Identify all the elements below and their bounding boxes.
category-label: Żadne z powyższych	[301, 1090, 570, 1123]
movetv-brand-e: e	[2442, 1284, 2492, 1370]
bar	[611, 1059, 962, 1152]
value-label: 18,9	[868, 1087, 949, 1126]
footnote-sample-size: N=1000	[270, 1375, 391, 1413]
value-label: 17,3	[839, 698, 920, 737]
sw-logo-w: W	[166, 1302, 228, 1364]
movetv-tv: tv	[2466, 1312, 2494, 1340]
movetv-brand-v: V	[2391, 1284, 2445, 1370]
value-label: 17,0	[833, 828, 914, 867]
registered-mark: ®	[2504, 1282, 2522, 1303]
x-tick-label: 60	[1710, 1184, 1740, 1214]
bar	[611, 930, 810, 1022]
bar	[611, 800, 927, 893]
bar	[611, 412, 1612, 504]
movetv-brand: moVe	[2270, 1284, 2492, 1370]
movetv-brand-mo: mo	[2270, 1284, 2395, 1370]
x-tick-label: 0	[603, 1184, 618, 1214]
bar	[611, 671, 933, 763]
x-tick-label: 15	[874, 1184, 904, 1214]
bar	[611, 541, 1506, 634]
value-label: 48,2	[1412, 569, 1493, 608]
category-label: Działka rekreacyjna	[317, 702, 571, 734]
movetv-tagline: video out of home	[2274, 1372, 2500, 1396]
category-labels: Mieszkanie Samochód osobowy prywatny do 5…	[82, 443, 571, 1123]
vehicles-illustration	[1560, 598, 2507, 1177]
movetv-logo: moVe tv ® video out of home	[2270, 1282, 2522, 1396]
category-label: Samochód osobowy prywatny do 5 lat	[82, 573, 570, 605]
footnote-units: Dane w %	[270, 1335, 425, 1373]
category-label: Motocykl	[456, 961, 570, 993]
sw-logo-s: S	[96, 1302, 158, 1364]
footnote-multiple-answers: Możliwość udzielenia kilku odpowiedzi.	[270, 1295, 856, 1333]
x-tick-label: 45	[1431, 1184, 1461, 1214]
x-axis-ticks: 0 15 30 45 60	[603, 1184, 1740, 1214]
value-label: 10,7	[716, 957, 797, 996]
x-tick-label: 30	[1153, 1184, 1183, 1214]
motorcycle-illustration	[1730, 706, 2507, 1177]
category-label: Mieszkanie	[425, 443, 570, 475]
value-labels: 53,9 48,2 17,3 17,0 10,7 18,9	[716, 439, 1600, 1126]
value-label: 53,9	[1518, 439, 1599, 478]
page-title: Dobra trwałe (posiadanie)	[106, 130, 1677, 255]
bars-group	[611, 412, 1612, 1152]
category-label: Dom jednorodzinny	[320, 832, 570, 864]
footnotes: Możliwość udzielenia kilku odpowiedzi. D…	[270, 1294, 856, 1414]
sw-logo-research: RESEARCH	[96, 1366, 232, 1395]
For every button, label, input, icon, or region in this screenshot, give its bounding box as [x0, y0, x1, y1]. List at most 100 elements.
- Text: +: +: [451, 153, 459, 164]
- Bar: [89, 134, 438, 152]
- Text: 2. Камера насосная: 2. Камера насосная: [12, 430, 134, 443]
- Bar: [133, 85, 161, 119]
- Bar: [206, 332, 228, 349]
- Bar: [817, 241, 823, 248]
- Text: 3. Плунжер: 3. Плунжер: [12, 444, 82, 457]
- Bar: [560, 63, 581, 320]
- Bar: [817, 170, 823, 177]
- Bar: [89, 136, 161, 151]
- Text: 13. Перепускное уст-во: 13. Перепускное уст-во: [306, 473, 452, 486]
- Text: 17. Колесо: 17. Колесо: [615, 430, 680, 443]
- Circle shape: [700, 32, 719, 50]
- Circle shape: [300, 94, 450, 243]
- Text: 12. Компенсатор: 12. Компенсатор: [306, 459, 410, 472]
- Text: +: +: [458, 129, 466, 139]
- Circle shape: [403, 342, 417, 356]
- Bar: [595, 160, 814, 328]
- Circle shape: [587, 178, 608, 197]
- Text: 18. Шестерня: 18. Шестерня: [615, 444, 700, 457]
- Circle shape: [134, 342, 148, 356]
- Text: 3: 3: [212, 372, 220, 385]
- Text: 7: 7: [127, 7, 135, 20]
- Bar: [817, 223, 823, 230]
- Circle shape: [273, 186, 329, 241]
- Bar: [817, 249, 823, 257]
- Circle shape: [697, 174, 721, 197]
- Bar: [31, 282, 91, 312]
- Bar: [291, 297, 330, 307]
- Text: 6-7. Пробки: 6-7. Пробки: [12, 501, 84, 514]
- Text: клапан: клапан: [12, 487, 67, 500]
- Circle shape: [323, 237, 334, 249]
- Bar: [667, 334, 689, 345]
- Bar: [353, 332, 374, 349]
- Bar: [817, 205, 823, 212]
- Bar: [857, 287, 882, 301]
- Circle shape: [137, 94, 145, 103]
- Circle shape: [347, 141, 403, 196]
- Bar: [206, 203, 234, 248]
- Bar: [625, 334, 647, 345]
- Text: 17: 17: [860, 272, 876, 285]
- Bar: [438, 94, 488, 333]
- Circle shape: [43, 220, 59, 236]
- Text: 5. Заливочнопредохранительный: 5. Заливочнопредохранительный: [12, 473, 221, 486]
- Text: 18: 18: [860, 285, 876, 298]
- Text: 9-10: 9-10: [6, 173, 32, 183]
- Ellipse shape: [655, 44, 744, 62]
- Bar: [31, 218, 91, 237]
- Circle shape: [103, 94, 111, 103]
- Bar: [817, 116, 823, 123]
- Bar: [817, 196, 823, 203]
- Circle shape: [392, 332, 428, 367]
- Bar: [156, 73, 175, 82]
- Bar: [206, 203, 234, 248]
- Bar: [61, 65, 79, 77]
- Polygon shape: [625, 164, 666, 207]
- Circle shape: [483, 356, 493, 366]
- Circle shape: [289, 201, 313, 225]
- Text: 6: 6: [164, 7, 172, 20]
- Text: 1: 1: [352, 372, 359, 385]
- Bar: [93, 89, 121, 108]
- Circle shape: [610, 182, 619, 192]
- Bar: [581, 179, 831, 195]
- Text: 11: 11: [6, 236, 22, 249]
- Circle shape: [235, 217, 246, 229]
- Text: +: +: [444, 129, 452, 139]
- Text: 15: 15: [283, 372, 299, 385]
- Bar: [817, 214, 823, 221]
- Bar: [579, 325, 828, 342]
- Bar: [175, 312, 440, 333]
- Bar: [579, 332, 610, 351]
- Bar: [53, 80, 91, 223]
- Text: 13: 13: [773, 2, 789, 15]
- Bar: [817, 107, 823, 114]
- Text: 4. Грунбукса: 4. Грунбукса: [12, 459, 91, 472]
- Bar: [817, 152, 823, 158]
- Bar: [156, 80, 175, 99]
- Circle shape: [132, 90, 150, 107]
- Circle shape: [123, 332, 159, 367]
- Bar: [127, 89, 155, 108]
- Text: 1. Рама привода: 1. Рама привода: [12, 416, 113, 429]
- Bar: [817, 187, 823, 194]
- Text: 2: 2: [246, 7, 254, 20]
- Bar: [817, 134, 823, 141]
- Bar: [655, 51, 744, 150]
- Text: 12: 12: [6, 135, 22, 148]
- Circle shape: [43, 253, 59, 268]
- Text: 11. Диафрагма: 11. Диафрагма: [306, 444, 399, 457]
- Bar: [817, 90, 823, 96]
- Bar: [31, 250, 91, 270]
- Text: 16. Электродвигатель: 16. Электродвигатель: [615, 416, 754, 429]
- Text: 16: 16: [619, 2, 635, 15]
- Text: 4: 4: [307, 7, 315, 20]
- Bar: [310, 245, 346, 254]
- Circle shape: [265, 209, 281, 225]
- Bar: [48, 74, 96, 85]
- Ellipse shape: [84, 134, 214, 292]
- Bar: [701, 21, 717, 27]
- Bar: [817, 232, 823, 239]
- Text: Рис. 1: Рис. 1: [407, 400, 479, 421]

* * * * * * *

Copy out every line from the first one down to the line containing "569, 1493, 608]", inclusive, character for character.

Identify all the elements below and their bounding boxes.
category-label: Żadne z powyższych	[301, 1090, 570, 1123]
movetv-brand-e: e	[2442, 1284, 2492, 1370]
bar	[611, 1059, 962, 1152]
value-label: 18,9	[868, 1087, 949, 1126]
footnote-sample-size: N=1000	[270, 1375, 391, 1413]
value-label: 17,3	[839, 698, 920, 737]
sw-logo-w: W	[166, 1302, 228, 1364]
movetv-tv: tv	[2466, 1312, 2494, 1340]
movetv-brand-v: V	[2391, 1284, 2445, 1370]
value-label: 17,0	[833, 828, 914, 867]
registered-mark: ®	[2504, 1282, 2522, 1303]
x-tick-label: 60	[1710, 1184, 1740, 1214]
bar	[611, 930, 810, 1022]
bar	[611, 800, 927, 893]
bar	[611, 412, 1612, 504]
movetv-brand: moVe	[2270, 1284, 2492, 1370]
movetv-brand-mo: mo	[2270, 1284, 2395, 1370]
x-tick-label: 0	[603, 1184, 618, 1214]
bar	[611, 671, 933, 763]
x-tick-label: 15	[874, 1184, 904, 1214]
bar	[611, 541, 1506, 634]
value-label: 48,2	[1412, 569, 1493, 608]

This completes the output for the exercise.